Task objective: Return the complete listing that follows, with each line reproduced exactly.

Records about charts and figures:

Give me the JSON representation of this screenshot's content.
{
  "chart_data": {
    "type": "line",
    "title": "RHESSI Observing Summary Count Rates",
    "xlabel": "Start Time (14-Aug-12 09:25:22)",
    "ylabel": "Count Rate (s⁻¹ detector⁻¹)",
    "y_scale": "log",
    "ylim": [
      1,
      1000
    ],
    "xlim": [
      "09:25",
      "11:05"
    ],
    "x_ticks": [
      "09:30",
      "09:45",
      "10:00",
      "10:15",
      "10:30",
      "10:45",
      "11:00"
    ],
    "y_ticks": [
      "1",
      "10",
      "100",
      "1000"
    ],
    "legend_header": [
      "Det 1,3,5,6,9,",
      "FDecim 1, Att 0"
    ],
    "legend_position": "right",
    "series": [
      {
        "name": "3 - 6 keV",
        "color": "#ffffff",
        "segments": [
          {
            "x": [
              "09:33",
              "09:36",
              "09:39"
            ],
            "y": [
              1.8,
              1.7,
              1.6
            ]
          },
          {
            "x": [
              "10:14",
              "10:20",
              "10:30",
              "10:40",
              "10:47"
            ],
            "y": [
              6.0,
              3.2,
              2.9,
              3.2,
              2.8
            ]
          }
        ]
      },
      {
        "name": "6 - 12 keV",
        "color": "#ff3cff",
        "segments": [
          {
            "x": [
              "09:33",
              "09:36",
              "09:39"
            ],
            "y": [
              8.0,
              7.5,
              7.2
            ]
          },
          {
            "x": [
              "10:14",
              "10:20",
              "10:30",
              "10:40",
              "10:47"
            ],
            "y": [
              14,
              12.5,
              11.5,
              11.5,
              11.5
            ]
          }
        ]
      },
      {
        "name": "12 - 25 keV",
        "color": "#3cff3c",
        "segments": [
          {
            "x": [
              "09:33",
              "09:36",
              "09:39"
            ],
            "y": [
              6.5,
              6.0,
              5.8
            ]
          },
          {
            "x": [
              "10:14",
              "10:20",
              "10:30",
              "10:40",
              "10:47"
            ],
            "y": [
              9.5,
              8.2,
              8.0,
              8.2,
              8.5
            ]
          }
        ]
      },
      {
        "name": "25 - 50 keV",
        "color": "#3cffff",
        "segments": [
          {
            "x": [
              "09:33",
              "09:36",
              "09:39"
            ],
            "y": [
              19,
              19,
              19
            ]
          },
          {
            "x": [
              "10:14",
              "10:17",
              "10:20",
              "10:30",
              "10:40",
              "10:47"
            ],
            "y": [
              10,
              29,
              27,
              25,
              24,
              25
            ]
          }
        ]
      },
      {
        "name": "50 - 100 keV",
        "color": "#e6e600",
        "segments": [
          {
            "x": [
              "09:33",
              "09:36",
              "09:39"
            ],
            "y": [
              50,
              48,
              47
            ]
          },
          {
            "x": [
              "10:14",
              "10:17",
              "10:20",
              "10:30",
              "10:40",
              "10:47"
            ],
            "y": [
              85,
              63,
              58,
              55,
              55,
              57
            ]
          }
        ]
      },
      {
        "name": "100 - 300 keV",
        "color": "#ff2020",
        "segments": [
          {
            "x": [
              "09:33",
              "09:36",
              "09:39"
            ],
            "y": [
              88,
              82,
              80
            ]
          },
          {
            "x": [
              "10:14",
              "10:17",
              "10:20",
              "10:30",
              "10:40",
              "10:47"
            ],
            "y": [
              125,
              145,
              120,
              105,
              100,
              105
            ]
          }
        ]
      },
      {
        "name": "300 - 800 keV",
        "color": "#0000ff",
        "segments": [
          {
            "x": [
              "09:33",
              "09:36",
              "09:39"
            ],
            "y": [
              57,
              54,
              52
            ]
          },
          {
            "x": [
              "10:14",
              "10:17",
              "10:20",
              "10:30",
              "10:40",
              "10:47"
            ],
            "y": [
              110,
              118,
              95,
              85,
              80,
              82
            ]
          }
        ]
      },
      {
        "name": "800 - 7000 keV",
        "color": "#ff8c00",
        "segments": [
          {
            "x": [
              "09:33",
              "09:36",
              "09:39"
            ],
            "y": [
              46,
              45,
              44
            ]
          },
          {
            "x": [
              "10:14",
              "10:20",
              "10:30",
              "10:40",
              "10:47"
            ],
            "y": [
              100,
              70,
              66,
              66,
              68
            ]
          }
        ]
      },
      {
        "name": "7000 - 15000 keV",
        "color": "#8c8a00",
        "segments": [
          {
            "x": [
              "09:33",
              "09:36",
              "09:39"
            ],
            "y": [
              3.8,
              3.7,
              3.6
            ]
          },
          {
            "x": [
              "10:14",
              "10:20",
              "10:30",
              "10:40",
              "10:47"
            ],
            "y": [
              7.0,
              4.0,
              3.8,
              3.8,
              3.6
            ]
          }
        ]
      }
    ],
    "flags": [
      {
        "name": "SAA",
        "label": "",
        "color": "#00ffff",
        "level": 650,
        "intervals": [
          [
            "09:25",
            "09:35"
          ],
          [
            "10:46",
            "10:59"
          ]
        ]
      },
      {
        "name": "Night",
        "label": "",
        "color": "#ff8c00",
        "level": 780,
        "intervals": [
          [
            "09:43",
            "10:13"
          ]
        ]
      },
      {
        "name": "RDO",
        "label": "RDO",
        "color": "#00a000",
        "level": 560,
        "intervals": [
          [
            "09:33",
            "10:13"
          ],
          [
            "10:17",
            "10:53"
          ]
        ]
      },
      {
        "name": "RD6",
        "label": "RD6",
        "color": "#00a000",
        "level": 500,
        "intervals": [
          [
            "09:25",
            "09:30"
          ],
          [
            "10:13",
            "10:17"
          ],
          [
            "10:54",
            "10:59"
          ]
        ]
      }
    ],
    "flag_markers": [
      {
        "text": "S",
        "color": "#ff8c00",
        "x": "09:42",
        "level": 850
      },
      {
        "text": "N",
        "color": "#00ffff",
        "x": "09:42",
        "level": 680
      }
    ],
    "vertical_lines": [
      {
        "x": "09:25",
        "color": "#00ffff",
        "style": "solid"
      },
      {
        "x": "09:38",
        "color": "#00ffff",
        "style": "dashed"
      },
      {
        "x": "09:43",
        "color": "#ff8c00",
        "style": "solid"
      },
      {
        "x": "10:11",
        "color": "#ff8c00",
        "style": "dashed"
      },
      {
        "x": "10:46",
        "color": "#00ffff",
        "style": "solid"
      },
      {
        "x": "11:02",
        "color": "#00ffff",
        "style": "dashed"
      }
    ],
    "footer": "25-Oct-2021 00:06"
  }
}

Correct result:
Give me the JSON representation of this screenshot's content.
{
  "chart_data": {
    "type": "line",
    "title": "RHESSI Observing Summary Count Rates",
    "xlabel": "Start Time (14-Aug-12 09:25:22)",
    "ylabel": "Count Rate (s⁻¹ detector⁻¹)",
    "y_scale": "log",
    "ylim": [
      1,
      1000
    ],
    "xlim": [
      "09:25",
      "11:05"
    ],
    "x_ticks": [
      "09:30",
      "09:45",
      "10:00",
      "10:15",
      "10:30",
      "10:45",
      "11:00"
    ],
    "y_ticks": [
      "1",
      "10",
      "100",
      "1000"
    ],
    "legend_header": [
      "Det 1,3,5,6,9,",
      "FDecim 1, Att 0"
    ],
    "legend_position": "right",
    "series": [
      {
        "name": "3 - 6 keV",
        "color": "#ffffff",
        "segments": [
          {
            "x": [
              "09:33",
              "09:36",
              "09:39"
            ],
            "y": [
              1.8,
              1.7,
              1.6
            ]
          },
          {
            "x": [
              "10:14",
              "10:20",
              "10:30",
              "10:40",
              "10:47"
            ],
            "y": [
              6.0,
              3.2,
              2.9,
              3.2,
              2.8
            ]
          }
        ]
      },
      {
        "name": "6 - 12 keV",
        "color": "#ff3cff",
        "segments": [
          {
            "x": [
              "09:33",
              "09:36",
              "09:39"
            ],
            "y": [
              8.0,
              7.5,
              7.2
            ]
          },
          {
            "x": [
              "10:14",
              "10:20",
              "10:30",
              "10:40",
              "10:47"
            ],
            "y": [
              14,
              12.5,
              11.5,
              11.5,
              11.5
            ]
          }
        ]
      },
      {
        "name": "12 - 25 keV",
        "color": "#3cff3c",
        "segments": [
          {
            "x": [
              "09:33",
              "09:36",
              "09:39"
            ],
            "y": [
              6.5,
              6.0,
              5.8
            ]
          },
          {
            "x": [
              "10:14",
              "10:20",
              "10:30",
              "10:40",
              "10:47"
            ],
            "y": [
              9.5,
              8.2,
              8.0,
              8.2,
              8.5
            ]
          }
        ]
      },
      {
        "name": "25 - 50 keV",
        "color": "#3cffff",
        "segments": [
          {
            "x": [
              "09:33",
              "09:36",
              "09:39"
            ],
            "y": [
              19,
              19,
              19
            ]
          },
          {
            "x": [
              "10:14",
              "10:17",
              "10:20",
              "10:30",
              "10:40",
              "10:47"
            ],
            "y": [
              10,
              29,
              27,
              25,
              24,
              25
            ]
          }
        ]
      },
      {
        "name": "50 - 100 keV",
        "color": "#e6e600",
        "segments": [
          {
            "x": [
              "09:33",
              "09:36",
              "09:39"
            ],
            "y": [
              50,
              48,
              47
            ]
          },
          {
            "x": [
              "10:14",
              "10:17",
              "10:20",
              "10:30",
              "10:40",
              "10:47"
            ],
            "y": [
              85,
              63,
              58,
              55,
              55,
              57
            ]
          }
        ]
      },
      {
        "name": "100 - 300 keV",
        "color": "#ff2020",
        "segments": [
          {
            "x": [
              "09:33",
              "09:36",
              "09:39"
            ],
            "y": [
              88,
              82,
              80
            ]
          },
          {
            "x": [
              "10:14",
              "10:17",
              "10:20",
              "10:30",
              "10:40",
              "10:47"
            ],
            "y": [
              125,
              145,
              120,
              105,
              100,
              105
            ]
          }
        ]
      },
      {
        "name": "300 - 800 keV",
        "color": "#0000ff",
        "segments": [
          {
            "x": [
              "09:33",
              "09:36",
              "09:39"
            ],
            "y": [
              57,
              54,
              52
            ]
          },
          {
            "x": [
              "10:14",
              "10:17",
              "10:20",
              "10:30",
              "10:40",
              "10:47"
            ],
            "y": [
              110,
              118,
              95,
              85,
              80,
              82
            ]
          }
        ]
      },
      {
        "name": "800 - 7000 keV",
        "color": "#ff8c00",
        "segments": [
          {
            "x": [
              "09:33",
              "09:36",
              "09:39"
            ],
            "y": [
              46,
              45,
              44
            ]
          },
          {
            "x": [
              "10:14",
              "10:20",
              "10:30",
              "10:40",
              "10:47"
            ],
            "y": [
              100,
              70,
              66,
              66,
              68
            ]
          }
        ]
      },
      {
        "name": "7000 - 15000 keV",
        "color": "#8c8a00",
        "segments": [
          {
            "x": [
              "09:33",
              "09:36",
              "09:39"
            ],
            "y": [
              3.8,
              3.7,
              3.6
            ]
          },
          {
            "x": [
              "10:14",
              "10:20",
              "10:30",
              "10:40",
              "10:47"
            ],
            "y": [
              7.0,
              4.0,
              3.8,
              3.8,
              3.6
            ]
          }
        ]
      }
    ],
    "flags": [
      {
        "name": "SAA",
        "label": "",
        "color": "#00ffff",
        "level": 650,
        "intervals": [
          [
            "09:25",
            "09:35"
          ],
          [
            "10:46",
            "10:59"
          ]
        ]
      },
      {
        "name": "Night",
        "label": "",
        "color": "#ff8c00",
        "level": 780,
        "intervals": [
          [
            "09:43",
            "10:13"
          ]
        ]
      },
      {
        "name": "RDO",
        "label": "RDO",
        "color": "#00a000",
        "level": 560,
        "intervals": [
          [
            "09:33",
            "10:13"
          ],
          [
            "10:17",
            "10:53"
          ]
        ]
      },
      {
        "name": "RD6",
        "label": "RD6",
        "color": "#00a000",
        "level": 500,
        "intervals": [
          [
            "09:25",
            "09:30"
          ],
          [
            "10:13",
            "10:17"
          ],
          [
            "10:54",
            "10:59"
          ]
        ]
      }
    ],
    "flag_markers": [
      {
        "text": "S",
        "color": "#ff8c00",
        "x": "09:42",
        "level": 850
      },
      {
        "text": "N",
        "color": "#00ffff",
        "x": "09:42",
        "level": 680
      }
    ],
    "vertical_lines": [
      {
        "x": "09:25",
        "color": "#00ffff",
        "style": "solid"
      },
      {
        "x": "09:38",
        "color": "#00ffff",
        "style": "dashed"
      },
      {
        "x": "09:43",
        "color": "#ff8c00",
        "style": "solid"
      },
      {
        "x": "10:11",
        "color": "#ff8c00",
        "style": "dashed"
      },
      {
        "x": "10:46",
        "color": "#00ffff",
        "style": "solid"
      },
      {
        "x": "11:02",
        "color": "#00ffff",
        "style": "dashed"
      }
    ],
    "footer": "25-Oct-2021 00:06"
  }
}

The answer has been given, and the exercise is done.